[Dataset items]

# # # # #

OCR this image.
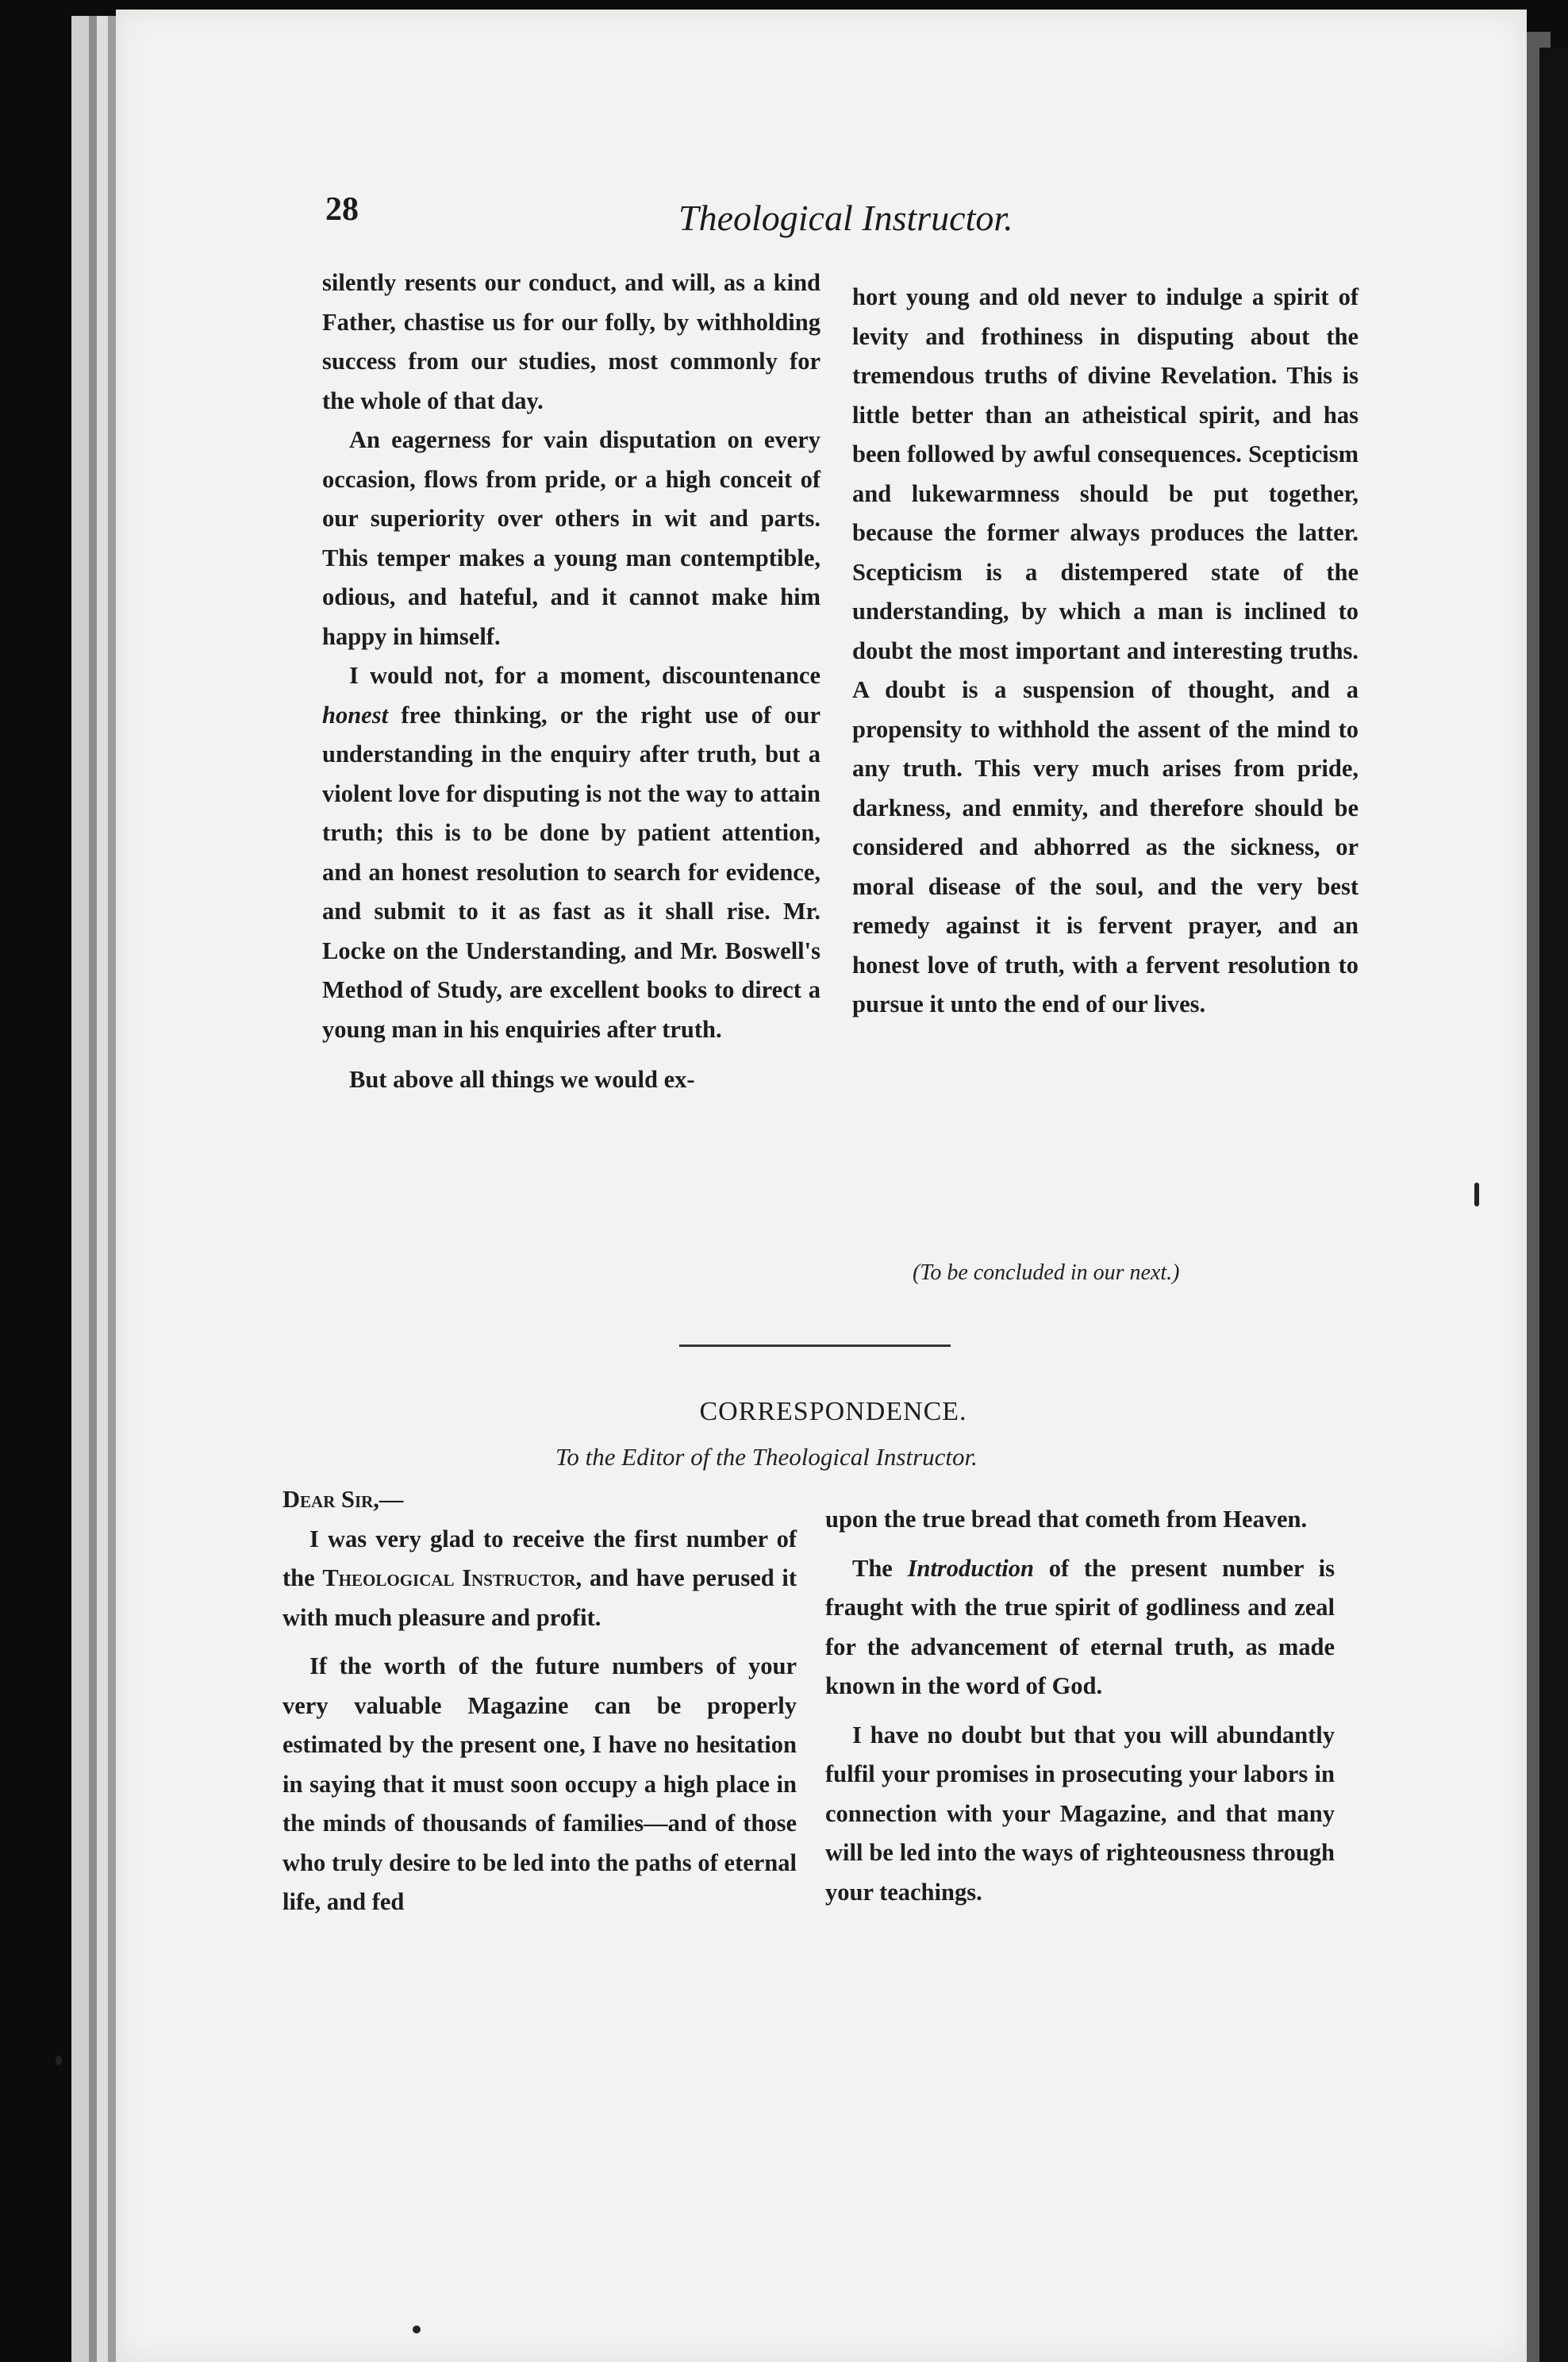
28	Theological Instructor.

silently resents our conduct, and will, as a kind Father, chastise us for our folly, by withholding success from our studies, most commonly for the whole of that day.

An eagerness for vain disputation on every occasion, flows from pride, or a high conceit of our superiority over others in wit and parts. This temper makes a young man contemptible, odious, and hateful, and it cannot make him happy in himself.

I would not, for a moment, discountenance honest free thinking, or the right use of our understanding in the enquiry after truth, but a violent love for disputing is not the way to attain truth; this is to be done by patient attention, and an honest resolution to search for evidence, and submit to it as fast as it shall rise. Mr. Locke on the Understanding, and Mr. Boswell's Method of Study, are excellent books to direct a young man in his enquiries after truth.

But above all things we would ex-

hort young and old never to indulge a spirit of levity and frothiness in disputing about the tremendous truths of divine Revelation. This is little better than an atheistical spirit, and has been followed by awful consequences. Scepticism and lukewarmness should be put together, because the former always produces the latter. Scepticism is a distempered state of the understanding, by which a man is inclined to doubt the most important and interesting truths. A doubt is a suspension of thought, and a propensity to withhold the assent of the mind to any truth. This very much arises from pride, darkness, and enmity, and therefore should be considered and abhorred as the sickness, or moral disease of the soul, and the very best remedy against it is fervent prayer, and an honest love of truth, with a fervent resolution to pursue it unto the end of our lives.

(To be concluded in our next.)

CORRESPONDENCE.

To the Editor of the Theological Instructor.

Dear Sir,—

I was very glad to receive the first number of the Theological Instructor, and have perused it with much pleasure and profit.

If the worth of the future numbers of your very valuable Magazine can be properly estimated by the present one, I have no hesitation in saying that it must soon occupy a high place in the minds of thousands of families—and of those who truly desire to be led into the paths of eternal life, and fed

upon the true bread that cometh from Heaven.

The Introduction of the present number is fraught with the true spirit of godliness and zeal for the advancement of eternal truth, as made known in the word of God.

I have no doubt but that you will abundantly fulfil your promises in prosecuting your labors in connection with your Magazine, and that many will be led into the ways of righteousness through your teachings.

# # # # #

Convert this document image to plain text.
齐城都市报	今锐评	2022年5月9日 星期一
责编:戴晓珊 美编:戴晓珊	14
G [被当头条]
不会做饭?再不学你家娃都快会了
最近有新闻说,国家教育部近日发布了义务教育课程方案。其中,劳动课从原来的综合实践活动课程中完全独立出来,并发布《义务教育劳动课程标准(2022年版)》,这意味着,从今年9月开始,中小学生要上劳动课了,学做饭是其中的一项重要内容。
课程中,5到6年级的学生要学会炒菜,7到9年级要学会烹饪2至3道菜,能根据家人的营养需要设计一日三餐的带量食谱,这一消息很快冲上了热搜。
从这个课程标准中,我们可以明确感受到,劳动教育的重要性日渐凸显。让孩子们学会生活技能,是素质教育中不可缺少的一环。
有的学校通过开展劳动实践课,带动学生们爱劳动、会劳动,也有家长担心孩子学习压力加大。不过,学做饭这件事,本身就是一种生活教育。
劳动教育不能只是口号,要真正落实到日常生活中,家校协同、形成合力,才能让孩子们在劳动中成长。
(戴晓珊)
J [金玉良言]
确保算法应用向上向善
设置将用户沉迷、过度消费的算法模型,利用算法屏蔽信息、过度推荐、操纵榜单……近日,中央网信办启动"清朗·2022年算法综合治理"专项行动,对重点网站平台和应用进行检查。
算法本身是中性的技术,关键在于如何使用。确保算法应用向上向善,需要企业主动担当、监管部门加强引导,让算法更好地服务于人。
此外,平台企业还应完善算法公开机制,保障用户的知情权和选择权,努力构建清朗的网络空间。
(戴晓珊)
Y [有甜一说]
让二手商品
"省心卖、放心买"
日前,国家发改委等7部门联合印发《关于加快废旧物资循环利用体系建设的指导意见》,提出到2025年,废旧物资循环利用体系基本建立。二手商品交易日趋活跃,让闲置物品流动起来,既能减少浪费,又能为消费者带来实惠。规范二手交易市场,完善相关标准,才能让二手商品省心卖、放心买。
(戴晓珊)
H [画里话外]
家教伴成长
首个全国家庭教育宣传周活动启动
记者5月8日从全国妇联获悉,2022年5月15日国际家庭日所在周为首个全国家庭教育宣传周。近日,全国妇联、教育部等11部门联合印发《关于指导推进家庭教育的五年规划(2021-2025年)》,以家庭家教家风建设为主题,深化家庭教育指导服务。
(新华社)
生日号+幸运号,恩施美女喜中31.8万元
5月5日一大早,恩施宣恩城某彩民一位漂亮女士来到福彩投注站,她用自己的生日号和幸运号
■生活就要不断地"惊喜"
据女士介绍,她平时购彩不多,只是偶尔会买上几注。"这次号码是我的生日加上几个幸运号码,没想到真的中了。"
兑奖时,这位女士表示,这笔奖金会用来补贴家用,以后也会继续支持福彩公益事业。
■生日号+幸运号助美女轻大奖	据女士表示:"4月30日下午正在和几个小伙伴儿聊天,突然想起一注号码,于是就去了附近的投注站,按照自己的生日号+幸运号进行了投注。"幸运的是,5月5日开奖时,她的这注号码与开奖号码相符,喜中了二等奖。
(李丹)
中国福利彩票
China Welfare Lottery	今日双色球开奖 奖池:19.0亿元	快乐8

# # # # #

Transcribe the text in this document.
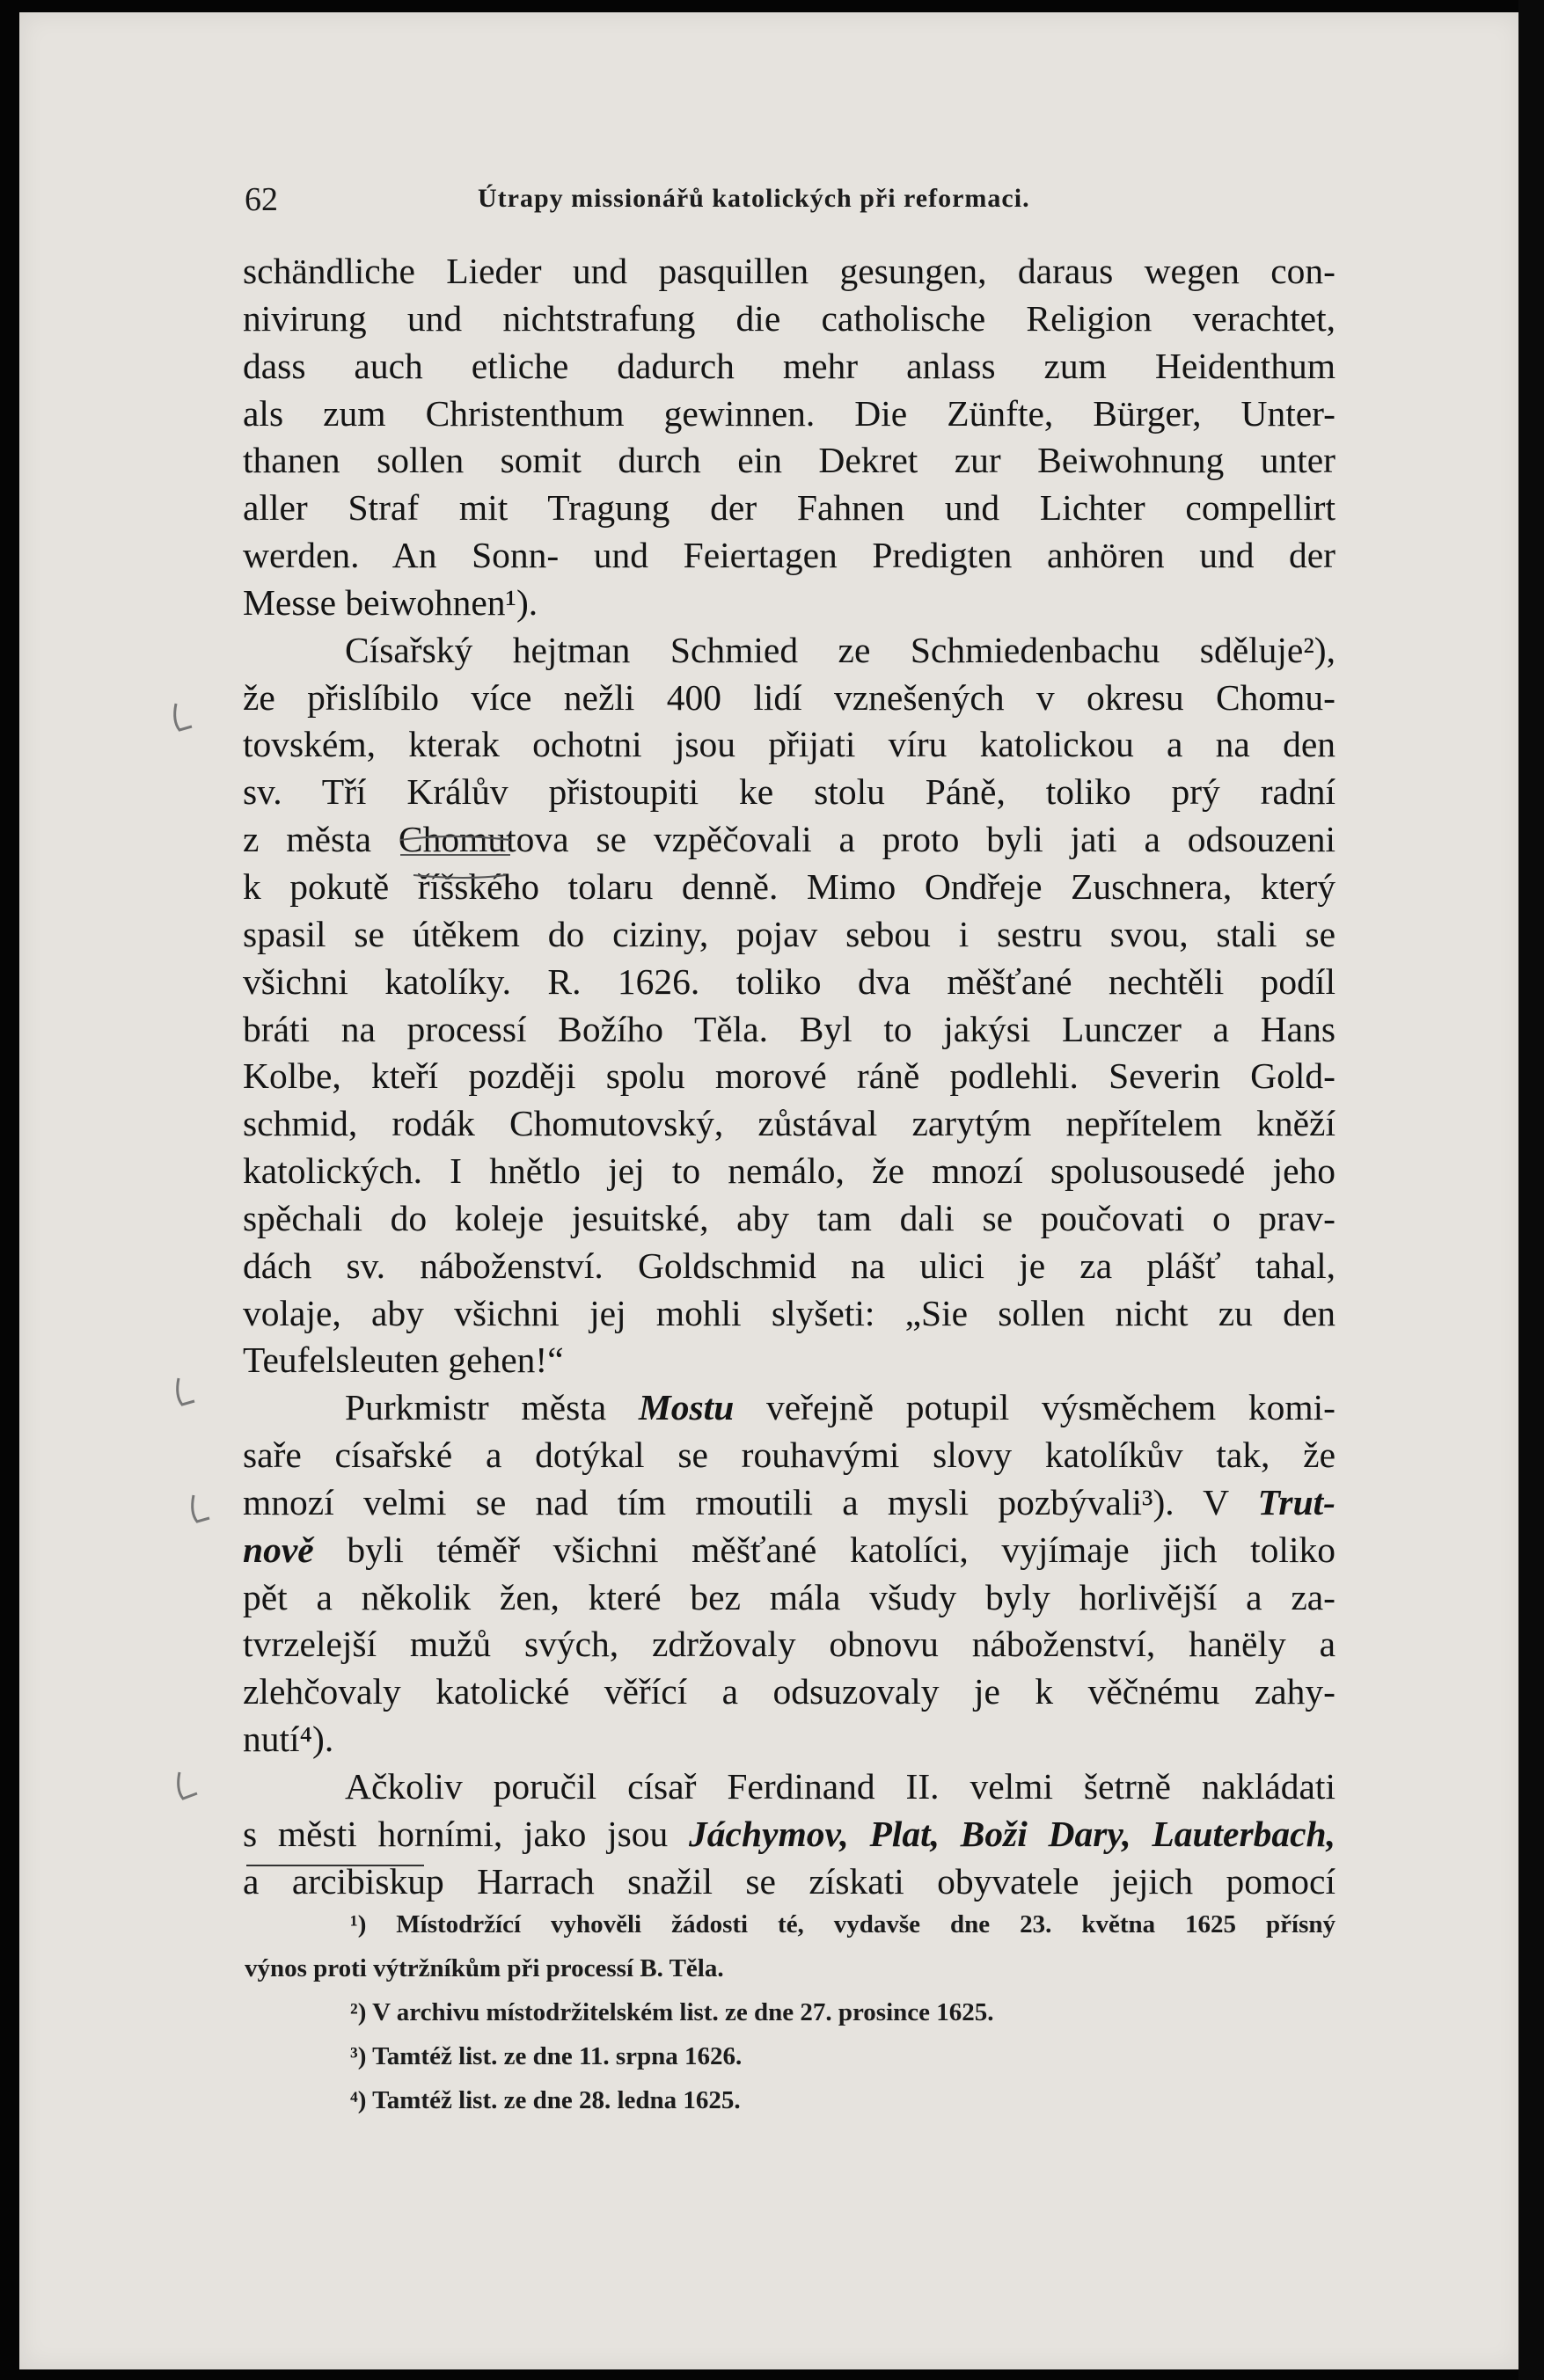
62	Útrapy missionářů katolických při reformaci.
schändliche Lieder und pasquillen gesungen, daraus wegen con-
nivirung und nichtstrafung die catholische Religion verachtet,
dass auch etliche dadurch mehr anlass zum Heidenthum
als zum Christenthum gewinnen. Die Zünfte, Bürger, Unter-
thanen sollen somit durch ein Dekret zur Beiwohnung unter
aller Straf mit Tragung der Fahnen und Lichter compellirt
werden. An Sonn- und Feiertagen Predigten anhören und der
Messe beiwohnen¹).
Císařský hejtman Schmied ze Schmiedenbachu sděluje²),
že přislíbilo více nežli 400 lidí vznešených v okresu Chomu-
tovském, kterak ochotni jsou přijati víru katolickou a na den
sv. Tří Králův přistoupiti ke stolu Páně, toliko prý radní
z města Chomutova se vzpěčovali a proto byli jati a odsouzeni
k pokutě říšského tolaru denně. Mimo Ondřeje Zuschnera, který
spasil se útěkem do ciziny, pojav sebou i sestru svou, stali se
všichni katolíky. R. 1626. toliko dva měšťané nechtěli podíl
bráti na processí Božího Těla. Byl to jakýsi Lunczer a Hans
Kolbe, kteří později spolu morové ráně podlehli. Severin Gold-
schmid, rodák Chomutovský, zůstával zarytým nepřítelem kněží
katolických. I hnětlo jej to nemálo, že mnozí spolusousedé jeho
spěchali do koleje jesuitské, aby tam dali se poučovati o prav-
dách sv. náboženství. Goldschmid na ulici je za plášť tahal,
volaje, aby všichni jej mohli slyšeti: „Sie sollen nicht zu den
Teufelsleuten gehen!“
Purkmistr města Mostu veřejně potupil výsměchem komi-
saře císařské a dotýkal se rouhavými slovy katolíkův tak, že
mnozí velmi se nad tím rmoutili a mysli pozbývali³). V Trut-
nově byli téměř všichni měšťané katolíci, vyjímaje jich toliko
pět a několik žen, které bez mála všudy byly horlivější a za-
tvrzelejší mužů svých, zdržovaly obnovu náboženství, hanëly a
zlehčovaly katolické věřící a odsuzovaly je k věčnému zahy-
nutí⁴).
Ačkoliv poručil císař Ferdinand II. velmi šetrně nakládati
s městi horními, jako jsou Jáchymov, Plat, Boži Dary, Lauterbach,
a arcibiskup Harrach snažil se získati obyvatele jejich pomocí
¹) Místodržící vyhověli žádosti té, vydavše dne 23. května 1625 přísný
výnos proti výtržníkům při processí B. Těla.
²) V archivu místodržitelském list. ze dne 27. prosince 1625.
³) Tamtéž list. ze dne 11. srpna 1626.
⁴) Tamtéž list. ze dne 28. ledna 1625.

# # # # #

● **Task instructions**:
Count each line of the data where the word "všichni" appears, then reply with the total only.

● **The completed task**:
3